'''
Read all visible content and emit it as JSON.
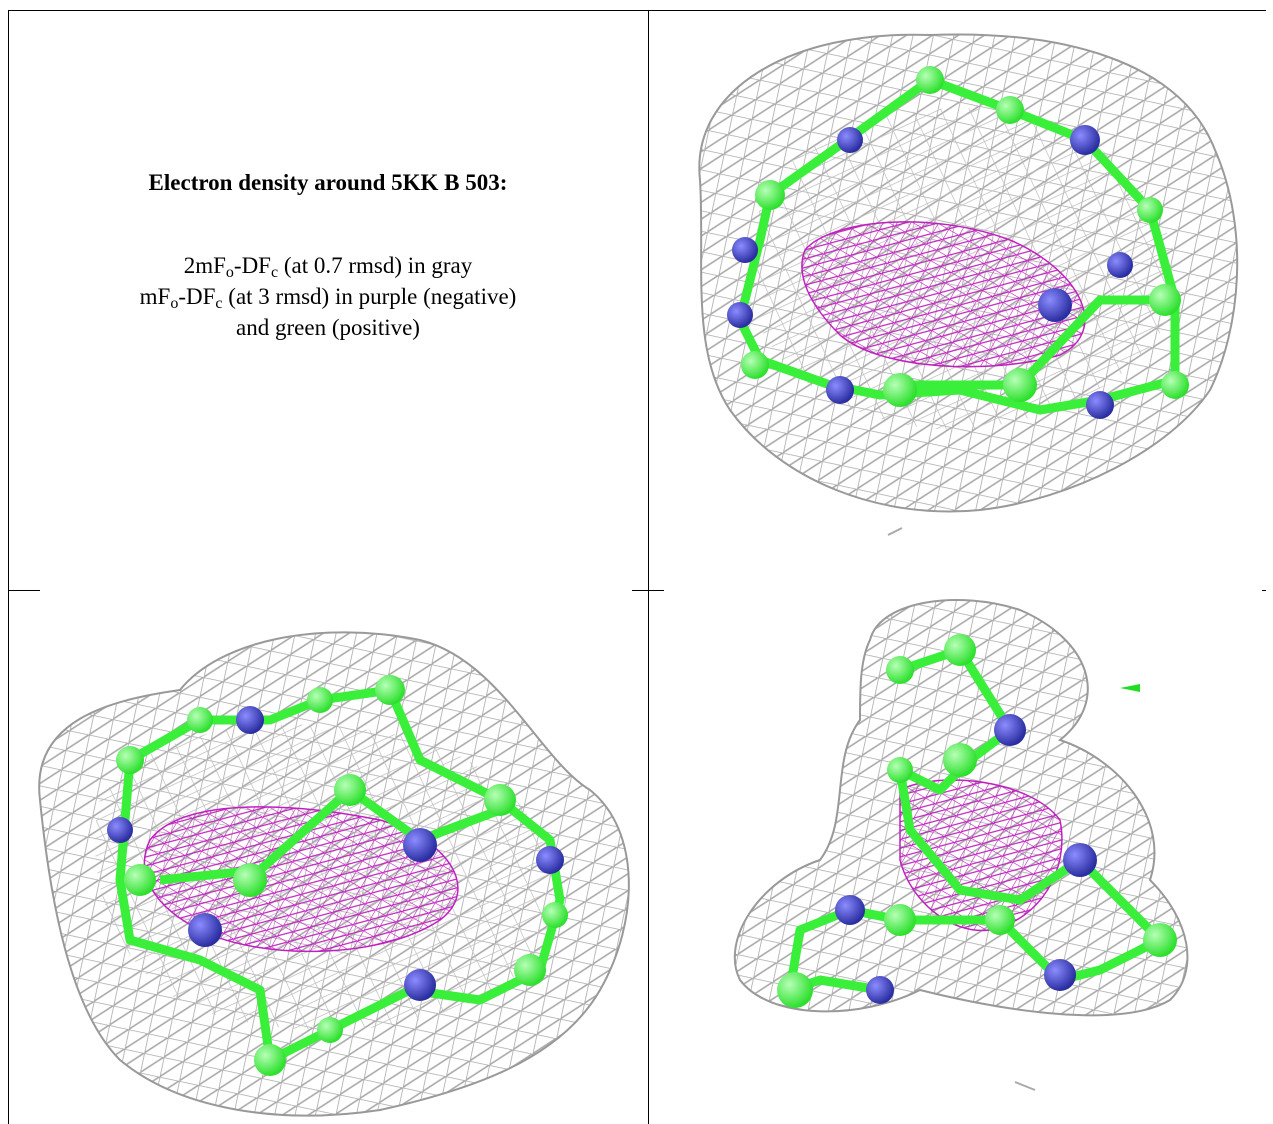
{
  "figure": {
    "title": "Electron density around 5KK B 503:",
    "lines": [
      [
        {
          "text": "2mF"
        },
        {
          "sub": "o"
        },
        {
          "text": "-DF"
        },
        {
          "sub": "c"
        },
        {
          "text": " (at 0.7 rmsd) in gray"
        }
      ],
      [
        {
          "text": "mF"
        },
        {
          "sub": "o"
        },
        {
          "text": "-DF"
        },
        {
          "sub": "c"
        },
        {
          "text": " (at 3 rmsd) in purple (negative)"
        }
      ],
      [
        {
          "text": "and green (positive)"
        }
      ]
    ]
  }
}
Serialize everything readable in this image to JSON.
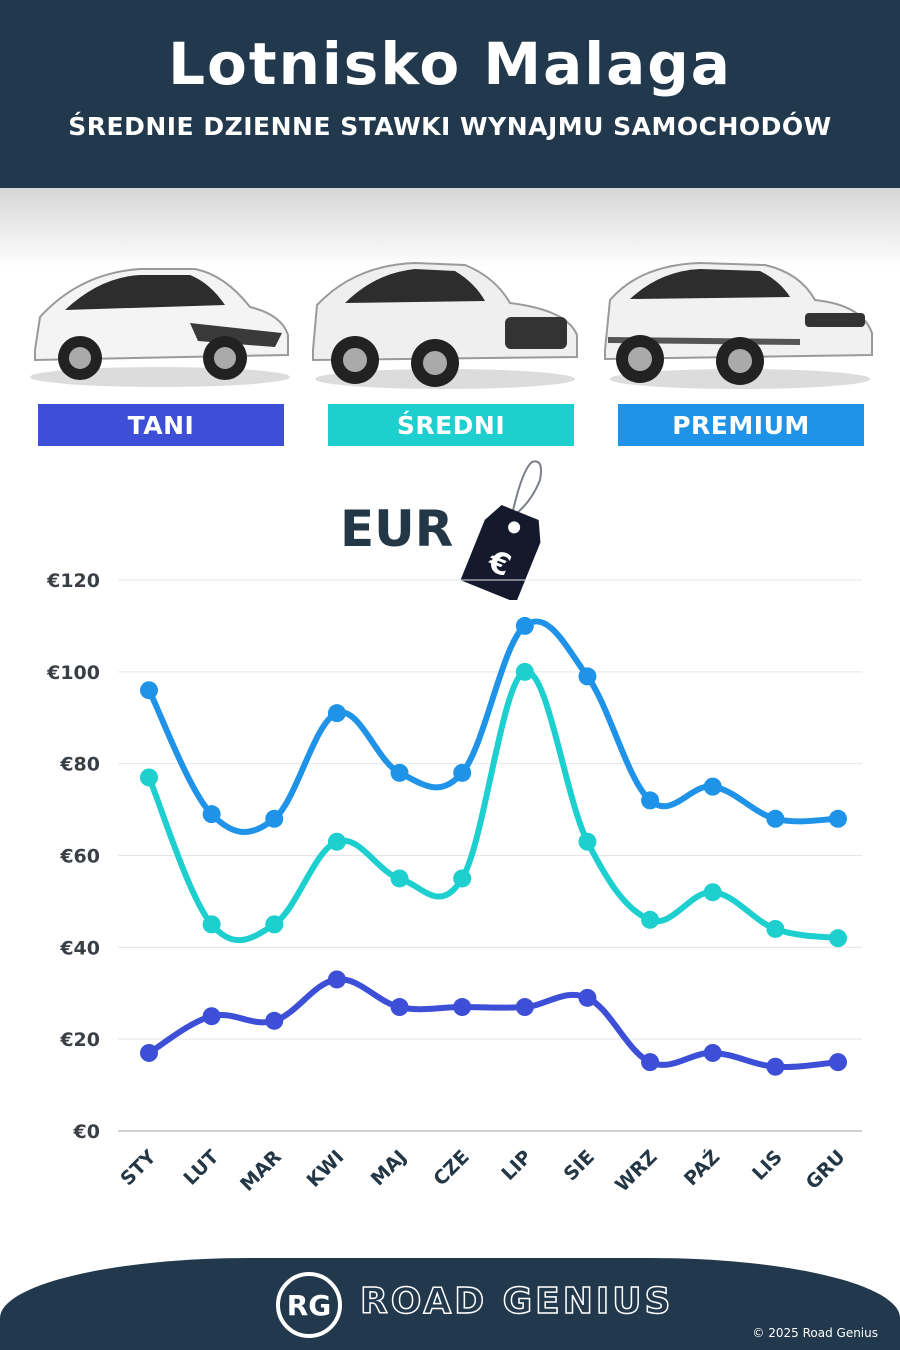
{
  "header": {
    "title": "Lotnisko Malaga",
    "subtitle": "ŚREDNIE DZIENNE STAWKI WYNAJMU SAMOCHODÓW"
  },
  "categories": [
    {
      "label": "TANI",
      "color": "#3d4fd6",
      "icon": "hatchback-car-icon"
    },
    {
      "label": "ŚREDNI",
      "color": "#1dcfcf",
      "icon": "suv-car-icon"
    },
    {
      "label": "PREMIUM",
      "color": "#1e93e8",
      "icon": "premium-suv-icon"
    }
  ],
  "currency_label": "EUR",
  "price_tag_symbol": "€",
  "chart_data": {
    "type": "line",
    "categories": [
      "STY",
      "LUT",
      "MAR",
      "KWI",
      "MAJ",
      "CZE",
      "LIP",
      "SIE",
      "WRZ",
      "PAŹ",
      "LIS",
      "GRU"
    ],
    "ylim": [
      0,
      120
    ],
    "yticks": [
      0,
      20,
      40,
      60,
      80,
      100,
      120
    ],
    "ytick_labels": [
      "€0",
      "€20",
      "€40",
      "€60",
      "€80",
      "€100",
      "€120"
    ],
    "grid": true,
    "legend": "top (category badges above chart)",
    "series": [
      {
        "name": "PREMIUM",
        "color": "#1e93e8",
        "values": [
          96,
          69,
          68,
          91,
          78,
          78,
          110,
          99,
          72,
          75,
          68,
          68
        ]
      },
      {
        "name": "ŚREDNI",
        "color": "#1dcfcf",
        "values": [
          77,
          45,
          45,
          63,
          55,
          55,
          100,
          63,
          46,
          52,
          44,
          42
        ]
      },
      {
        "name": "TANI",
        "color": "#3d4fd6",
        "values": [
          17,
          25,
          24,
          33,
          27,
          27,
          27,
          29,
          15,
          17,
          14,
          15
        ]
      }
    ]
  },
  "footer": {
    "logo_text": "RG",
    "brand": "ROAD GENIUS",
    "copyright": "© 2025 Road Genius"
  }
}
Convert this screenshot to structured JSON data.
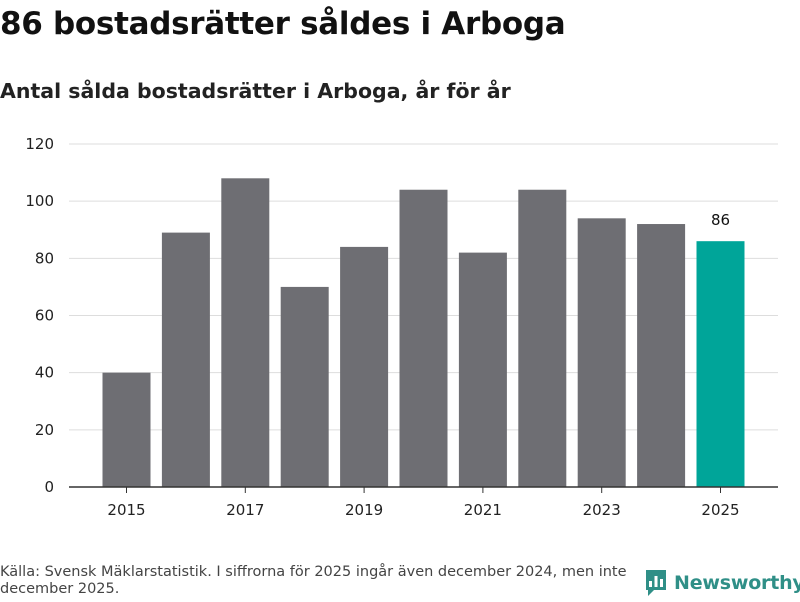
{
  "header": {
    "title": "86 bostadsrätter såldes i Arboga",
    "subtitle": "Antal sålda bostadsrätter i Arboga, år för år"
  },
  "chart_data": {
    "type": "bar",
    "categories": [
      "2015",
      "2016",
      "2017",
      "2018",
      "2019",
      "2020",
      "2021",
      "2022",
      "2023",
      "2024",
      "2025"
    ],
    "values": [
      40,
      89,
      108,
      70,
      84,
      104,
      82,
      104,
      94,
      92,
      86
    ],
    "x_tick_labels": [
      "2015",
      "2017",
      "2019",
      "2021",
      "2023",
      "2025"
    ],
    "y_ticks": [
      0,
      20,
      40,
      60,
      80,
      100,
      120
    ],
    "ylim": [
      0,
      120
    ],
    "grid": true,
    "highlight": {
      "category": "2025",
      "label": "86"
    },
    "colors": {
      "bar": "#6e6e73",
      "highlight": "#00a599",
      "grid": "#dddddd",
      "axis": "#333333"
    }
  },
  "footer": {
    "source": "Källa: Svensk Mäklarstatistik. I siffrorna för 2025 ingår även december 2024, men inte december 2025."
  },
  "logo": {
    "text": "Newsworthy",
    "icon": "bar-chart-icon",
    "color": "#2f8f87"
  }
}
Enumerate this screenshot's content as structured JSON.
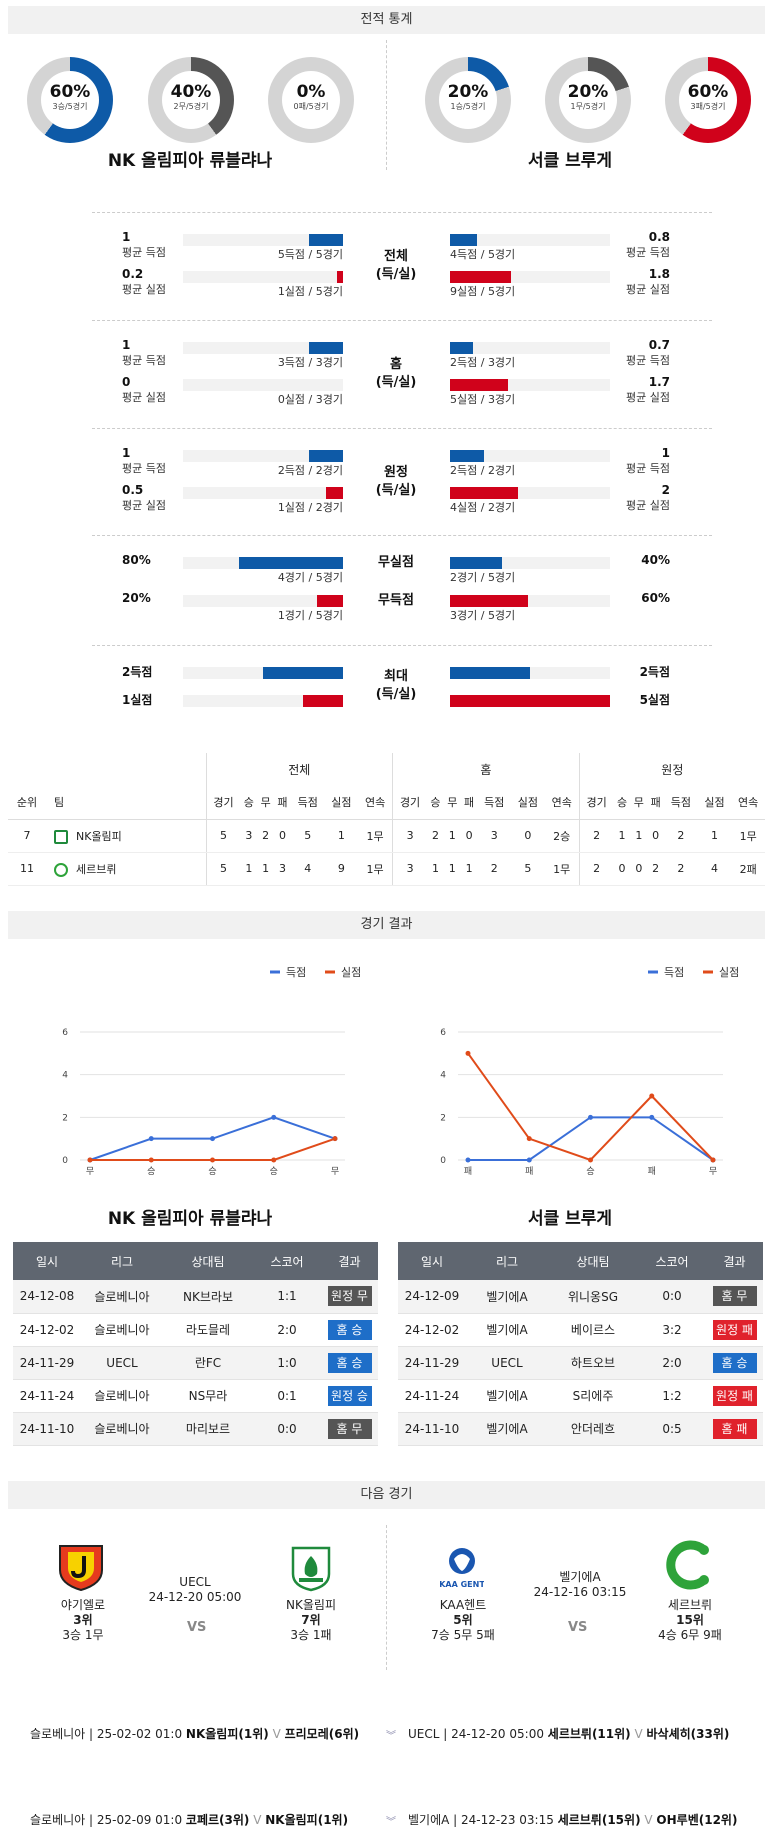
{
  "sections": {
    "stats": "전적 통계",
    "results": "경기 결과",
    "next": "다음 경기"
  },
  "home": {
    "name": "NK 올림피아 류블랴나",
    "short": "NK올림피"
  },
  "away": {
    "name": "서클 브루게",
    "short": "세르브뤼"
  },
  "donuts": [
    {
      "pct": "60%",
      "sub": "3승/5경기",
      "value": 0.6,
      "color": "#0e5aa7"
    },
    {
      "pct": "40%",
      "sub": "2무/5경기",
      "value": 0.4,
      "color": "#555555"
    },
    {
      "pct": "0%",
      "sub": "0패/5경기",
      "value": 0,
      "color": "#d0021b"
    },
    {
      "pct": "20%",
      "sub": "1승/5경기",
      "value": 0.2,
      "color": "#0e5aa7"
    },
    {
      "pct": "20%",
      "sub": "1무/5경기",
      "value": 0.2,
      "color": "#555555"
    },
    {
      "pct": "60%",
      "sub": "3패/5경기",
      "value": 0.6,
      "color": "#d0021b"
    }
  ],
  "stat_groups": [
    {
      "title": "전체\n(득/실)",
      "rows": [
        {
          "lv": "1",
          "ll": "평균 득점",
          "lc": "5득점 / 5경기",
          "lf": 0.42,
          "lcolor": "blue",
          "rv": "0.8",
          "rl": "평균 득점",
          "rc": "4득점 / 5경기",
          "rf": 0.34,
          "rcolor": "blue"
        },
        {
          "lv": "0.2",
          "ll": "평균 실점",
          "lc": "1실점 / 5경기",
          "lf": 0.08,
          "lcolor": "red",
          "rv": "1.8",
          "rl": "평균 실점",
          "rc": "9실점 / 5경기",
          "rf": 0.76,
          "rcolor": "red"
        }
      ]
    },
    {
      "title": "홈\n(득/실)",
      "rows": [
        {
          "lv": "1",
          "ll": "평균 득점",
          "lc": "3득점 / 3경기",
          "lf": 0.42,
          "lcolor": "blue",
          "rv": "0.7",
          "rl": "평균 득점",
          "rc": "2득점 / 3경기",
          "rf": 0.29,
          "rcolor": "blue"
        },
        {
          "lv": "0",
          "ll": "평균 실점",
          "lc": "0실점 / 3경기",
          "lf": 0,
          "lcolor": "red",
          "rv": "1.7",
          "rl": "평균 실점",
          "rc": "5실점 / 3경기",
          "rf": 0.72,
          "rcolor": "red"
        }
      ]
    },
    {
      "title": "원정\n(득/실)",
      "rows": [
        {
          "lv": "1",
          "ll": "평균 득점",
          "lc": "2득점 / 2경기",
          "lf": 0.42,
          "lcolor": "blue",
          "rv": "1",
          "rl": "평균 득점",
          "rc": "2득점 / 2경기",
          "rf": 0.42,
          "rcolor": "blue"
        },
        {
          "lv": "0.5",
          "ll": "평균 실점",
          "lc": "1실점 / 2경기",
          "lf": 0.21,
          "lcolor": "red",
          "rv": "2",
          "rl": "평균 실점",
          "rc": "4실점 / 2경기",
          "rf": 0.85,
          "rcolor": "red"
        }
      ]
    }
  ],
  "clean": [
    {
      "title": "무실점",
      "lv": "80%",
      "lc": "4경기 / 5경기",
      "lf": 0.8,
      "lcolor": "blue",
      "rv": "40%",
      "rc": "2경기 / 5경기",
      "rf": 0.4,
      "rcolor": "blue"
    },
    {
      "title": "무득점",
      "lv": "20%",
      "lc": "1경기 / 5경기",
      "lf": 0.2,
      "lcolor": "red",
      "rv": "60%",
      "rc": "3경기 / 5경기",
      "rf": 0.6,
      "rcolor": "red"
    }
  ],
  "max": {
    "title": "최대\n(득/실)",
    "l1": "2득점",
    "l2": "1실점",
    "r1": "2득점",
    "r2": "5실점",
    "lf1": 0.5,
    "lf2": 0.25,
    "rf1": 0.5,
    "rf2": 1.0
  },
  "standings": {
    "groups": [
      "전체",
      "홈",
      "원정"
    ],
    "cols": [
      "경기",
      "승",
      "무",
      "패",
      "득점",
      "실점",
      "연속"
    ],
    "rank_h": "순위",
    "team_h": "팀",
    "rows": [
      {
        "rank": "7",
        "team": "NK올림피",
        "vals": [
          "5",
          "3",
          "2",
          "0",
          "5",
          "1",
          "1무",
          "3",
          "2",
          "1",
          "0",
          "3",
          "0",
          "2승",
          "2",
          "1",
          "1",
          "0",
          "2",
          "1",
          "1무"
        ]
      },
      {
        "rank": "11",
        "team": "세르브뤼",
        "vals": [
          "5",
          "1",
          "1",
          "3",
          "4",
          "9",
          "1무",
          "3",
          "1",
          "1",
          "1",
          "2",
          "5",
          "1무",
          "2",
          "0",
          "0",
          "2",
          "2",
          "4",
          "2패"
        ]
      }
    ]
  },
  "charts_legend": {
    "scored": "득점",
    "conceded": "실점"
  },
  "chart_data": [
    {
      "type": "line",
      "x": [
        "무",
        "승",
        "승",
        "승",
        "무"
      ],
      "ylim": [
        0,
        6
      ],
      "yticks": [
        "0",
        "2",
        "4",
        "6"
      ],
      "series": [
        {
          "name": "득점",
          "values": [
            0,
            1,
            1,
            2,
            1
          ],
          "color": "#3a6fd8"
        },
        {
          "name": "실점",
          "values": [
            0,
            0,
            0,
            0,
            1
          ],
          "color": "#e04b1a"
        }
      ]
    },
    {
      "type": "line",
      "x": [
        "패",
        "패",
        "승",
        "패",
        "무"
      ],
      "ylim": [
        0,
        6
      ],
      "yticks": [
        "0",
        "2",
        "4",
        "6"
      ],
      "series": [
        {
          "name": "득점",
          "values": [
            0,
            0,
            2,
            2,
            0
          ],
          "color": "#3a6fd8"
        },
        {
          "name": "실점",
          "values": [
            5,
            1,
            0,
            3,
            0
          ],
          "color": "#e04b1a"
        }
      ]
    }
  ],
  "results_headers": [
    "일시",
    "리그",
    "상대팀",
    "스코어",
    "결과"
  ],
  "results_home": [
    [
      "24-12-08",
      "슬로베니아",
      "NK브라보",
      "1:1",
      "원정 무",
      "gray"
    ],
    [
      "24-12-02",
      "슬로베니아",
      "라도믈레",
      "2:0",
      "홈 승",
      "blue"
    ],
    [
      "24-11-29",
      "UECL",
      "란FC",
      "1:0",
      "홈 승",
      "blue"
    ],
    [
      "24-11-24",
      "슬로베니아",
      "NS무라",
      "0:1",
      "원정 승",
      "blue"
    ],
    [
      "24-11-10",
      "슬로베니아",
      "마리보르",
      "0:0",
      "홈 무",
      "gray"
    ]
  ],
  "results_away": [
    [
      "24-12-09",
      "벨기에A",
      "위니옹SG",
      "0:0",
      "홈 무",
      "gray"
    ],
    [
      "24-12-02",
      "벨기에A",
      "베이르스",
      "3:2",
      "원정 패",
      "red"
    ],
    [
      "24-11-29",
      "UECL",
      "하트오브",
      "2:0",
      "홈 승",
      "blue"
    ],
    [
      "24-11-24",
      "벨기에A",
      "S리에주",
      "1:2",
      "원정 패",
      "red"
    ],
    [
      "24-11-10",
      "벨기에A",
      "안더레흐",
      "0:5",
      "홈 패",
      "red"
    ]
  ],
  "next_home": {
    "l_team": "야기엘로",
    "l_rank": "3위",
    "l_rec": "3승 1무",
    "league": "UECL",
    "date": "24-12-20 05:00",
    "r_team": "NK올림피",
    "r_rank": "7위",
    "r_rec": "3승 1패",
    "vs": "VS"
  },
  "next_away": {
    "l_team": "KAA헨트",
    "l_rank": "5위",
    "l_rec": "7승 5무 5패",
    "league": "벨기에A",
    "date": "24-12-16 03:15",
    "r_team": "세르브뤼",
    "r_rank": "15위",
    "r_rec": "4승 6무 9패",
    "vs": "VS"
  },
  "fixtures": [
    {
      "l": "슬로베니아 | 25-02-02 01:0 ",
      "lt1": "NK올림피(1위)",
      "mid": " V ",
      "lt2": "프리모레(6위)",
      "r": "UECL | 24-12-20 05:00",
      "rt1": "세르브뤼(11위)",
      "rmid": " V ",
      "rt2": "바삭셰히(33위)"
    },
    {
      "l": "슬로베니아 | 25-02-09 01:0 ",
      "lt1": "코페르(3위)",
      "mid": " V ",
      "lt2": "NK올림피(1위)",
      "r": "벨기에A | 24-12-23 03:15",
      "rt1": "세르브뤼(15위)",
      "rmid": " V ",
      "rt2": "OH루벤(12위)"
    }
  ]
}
'''
▶ [REQUIREMENT]: Pull every line containing "bostadsrätter" from the material above.

▶ [RESPONSE BELOW]:
    "title": "86 bostadsrätter såldes i Arboga",
    "subtitle": "Antal sålda bostadsrätter i Arboga, år för år"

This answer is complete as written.